**Exercise goal**
Find and copy every line in the records that includes the string "Correctivo".

**Records provided**

# # #

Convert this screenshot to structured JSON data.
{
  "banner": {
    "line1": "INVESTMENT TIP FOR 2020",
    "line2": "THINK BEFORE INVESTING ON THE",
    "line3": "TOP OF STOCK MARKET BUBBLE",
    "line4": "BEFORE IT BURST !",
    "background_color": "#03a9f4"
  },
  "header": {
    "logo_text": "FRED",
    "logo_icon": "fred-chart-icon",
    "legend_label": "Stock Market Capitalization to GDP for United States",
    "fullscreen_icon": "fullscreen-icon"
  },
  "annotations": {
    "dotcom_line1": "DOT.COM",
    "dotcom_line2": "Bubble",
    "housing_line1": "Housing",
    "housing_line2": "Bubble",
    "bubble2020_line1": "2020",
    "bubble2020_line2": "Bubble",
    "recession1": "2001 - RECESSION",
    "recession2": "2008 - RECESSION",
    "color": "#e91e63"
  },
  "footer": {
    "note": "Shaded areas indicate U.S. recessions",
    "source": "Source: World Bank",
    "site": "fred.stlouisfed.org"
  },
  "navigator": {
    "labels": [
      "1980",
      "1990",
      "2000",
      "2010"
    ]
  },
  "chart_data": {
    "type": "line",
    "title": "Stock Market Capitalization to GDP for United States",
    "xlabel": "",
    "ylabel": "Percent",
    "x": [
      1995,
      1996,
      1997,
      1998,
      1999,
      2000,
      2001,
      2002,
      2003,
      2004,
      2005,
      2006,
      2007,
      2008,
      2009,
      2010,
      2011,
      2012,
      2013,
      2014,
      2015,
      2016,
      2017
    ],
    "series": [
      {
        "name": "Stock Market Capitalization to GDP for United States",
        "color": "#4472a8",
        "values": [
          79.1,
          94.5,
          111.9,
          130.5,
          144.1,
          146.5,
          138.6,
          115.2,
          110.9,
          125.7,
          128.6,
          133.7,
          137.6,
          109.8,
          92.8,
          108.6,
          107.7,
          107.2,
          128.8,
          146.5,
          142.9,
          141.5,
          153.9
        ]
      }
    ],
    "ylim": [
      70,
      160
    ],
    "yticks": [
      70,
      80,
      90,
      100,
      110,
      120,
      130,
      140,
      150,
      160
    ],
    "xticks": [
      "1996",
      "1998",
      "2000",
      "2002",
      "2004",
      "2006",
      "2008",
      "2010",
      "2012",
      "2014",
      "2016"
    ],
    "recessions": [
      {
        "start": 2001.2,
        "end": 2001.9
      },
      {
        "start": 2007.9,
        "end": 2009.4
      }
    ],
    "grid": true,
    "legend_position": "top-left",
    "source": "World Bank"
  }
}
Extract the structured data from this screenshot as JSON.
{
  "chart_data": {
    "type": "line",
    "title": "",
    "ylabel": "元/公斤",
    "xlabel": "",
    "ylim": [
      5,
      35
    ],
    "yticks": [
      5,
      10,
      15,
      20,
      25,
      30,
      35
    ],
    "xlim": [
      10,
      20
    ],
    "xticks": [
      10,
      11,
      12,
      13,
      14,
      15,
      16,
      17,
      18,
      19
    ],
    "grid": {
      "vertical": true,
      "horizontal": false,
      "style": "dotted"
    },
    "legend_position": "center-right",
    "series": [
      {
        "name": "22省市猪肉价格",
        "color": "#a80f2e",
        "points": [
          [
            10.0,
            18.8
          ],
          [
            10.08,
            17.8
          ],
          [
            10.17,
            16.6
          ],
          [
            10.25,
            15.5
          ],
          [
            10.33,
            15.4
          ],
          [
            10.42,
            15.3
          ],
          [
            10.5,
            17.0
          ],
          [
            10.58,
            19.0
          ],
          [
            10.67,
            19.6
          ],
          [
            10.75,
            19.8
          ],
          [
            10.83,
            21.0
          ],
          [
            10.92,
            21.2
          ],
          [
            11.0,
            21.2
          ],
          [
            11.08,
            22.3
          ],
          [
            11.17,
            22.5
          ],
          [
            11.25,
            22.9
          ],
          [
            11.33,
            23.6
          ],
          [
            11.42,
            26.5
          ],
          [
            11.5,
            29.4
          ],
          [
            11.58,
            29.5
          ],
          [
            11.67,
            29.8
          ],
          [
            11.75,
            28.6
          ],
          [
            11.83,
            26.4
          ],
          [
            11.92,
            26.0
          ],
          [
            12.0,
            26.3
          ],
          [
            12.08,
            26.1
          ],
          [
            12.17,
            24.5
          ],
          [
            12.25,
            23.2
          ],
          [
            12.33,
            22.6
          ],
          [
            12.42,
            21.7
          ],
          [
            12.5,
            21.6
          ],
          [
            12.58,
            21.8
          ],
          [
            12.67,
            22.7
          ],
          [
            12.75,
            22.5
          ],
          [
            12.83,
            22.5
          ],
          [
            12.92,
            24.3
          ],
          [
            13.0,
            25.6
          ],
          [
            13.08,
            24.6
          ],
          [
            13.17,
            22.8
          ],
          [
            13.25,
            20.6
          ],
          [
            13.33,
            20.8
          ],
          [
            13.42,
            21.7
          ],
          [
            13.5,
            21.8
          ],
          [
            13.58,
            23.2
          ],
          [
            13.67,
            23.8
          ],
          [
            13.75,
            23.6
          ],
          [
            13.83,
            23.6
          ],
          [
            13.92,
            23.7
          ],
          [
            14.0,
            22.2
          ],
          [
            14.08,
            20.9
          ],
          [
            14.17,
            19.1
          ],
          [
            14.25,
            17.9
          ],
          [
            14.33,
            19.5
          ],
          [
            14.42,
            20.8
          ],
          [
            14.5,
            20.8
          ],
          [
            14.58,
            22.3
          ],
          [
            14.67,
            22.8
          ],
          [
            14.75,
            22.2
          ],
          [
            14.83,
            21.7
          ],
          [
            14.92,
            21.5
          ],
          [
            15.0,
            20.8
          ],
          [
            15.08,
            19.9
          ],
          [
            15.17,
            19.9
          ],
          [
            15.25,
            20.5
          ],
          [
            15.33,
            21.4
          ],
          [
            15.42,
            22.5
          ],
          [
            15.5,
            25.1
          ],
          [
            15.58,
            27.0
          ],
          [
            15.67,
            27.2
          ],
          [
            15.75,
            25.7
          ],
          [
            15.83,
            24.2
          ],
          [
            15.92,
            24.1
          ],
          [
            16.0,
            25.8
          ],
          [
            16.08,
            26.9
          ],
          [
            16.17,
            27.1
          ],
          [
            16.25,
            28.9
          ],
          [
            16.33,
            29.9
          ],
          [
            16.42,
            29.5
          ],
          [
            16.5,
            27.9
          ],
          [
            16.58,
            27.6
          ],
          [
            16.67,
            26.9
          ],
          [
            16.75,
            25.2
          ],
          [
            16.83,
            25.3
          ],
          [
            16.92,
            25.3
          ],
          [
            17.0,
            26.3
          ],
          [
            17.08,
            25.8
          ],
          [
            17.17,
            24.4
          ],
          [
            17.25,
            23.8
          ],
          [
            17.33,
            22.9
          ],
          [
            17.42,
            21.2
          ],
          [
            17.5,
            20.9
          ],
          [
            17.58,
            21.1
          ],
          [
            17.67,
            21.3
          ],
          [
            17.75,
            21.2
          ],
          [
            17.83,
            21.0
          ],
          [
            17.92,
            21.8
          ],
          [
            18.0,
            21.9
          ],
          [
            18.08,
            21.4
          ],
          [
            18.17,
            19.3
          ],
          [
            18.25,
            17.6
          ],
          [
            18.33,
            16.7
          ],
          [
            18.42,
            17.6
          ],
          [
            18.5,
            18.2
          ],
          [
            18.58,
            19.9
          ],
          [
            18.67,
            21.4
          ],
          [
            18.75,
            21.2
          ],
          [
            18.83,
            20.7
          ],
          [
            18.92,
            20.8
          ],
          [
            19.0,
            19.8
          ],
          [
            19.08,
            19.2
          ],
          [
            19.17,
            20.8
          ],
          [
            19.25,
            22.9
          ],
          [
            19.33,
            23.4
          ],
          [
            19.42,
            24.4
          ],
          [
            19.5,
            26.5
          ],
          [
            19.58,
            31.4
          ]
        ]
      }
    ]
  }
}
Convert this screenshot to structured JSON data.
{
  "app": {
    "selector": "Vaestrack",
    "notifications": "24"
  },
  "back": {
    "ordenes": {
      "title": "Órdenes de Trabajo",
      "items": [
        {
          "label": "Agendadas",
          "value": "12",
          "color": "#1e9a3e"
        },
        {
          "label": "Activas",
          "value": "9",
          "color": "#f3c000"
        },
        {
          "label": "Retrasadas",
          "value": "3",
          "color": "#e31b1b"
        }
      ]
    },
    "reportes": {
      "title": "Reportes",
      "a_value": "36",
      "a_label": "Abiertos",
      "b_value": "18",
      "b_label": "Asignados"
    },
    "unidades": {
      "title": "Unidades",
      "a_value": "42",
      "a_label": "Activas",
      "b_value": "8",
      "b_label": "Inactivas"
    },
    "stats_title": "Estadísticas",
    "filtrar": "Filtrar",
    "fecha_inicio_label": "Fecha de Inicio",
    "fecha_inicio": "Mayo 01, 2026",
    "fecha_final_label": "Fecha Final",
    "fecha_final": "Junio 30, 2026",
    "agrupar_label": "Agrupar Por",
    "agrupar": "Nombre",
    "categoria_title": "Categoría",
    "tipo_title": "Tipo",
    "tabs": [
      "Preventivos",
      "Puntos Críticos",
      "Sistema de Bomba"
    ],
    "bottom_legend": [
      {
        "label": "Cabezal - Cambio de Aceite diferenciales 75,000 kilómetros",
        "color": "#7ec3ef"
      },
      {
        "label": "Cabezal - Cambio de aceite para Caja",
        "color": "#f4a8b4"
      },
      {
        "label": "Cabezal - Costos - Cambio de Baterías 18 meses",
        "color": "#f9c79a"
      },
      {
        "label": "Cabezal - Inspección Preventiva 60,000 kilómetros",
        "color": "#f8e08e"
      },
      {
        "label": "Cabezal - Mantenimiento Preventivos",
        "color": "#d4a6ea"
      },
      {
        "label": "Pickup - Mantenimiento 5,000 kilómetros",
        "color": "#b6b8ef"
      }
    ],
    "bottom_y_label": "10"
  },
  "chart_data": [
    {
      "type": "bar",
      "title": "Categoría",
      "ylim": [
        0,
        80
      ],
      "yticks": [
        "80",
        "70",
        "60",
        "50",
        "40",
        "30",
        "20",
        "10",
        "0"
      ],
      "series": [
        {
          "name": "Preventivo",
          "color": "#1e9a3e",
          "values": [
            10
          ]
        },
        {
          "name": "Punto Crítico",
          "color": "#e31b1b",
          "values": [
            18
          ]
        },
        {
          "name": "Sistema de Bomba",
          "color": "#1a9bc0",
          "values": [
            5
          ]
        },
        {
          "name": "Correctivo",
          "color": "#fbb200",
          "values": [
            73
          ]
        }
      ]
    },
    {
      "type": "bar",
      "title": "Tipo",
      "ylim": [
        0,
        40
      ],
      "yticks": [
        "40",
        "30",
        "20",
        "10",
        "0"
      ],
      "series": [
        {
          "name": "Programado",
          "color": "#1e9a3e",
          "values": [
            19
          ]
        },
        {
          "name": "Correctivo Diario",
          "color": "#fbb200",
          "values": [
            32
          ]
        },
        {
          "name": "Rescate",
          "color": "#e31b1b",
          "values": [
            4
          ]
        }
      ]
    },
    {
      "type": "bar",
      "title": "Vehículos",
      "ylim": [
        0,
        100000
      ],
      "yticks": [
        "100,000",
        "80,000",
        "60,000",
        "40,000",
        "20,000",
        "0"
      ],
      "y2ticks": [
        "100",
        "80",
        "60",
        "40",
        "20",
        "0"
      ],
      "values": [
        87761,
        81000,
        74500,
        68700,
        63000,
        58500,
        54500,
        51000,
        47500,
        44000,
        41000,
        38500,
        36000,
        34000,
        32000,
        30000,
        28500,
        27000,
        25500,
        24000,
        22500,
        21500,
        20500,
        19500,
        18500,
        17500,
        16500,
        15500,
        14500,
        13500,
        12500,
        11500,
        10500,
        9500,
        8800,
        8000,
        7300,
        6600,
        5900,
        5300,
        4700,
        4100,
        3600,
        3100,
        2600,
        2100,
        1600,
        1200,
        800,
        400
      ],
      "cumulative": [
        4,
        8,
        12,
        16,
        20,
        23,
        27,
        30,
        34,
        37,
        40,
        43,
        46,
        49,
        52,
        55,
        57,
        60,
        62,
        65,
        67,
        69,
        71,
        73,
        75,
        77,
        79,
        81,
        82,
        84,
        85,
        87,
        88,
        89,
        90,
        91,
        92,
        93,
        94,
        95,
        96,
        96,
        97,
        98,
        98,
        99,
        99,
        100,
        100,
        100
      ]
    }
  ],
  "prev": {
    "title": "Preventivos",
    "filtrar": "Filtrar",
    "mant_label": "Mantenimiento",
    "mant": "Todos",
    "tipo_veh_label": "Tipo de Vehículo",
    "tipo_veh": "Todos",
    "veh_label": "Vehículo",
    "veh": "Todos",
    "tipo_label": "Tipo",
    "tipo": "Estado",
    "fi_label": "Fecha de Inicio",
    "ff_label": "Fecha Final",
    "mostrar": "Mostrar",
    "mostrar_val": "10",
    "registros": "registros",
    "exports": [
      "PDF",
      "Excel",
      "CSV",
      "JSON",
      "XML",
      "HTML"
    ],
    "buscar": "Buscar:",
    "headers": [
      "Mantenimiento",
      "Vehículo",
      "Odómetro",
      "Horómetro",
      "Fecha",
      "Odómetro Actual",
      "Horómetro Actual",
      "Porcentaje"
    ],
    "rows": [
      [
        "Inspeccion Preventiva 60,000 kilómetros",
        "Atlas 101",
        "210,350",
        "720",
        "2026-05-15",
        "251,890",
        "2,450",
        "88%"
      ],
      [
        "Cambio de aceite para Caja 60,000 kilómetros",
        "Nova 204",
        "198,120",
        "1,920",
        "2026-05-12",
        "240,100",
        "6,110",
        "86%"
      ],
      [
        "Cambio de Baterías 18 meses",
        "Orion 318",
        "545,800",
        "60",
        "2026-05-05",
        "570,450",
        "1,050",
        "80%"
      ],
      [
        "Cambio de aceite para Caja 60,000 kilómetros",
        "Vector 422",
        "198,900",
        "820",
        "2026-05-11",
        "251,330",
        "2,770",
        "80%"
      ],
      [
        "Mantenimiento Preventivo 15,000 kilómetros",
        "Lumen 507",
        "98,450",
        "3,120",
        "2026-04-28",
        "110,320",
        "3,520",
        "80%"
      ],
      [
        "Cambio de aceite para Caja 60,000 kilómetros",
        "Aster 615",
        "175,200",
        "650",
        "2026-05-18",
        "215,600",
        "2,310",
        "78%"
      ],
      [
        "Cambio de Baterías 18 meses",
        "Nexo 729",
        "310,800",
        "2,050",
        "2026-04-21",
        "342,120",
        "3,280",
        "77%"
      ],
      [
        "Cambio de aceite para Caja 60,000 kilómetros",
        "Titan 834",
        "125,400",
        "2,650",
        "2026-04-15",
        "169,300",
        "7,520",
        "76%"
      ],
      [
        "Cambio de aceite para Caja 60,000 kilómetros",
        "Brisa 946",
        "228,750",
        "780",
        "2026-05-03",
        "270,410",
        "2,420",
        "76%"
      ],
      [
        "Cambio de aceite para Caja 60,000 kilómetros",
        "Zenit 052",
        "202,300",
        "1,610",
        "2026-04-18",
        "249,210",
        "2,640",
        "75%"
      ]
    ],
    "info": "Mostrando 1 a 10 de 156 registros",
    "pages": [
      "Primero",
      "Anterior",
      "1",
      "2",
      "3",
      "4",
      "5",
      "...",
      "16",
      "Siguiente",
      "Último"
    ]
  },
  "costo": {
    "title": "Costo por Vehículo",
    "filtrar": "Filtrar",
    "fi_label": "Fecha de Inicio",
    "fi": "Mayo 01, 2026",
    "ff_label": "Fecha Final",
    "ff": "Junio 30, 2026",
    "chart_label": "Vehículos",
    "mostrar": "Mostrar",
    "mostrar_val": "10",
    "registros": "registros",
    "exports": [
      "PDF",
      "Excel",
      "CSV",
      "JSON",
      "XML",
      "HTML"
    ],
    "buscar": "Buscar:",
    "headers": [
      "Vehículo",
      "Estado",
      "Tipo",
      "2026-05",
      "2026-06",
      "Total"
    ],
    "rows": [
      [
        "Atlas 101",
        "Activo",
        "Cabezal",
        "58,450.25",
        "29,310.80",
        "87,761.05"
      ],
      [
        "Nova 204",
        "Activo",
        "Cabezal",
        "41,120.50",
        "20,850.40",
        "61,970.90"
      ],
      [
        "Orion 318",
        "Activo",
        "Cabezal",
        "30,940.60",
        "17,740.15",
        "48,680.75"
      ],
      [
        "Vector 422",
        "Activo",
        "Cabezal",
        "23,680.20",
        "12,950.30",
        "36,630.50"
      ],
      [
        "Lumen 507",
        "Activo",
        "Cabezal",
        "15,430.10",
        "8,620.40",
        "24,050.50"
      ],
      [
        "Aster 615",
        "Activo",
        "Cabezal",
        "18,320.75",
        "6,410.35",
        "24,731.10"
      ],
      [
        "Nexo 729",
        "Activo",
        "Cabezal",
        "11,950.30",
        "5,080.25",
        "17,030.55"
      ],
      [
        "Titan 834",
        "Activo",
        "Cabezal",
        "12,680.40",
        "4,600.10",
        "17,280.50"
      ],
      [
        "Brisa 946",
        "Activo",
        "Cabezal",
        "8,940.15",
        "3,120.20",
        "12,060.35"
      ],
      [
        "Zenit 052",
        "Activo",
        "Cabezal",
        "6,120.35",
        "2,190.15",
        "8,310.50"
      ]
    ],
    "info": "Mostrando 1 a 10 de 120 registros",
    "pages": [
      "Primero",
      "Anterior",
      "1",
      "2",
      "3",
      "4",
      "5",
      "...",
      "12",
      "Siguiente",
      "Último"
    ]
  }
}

# # #

**Final result**
          "name": "Correctivo",
          "name": "Correctivo Diario",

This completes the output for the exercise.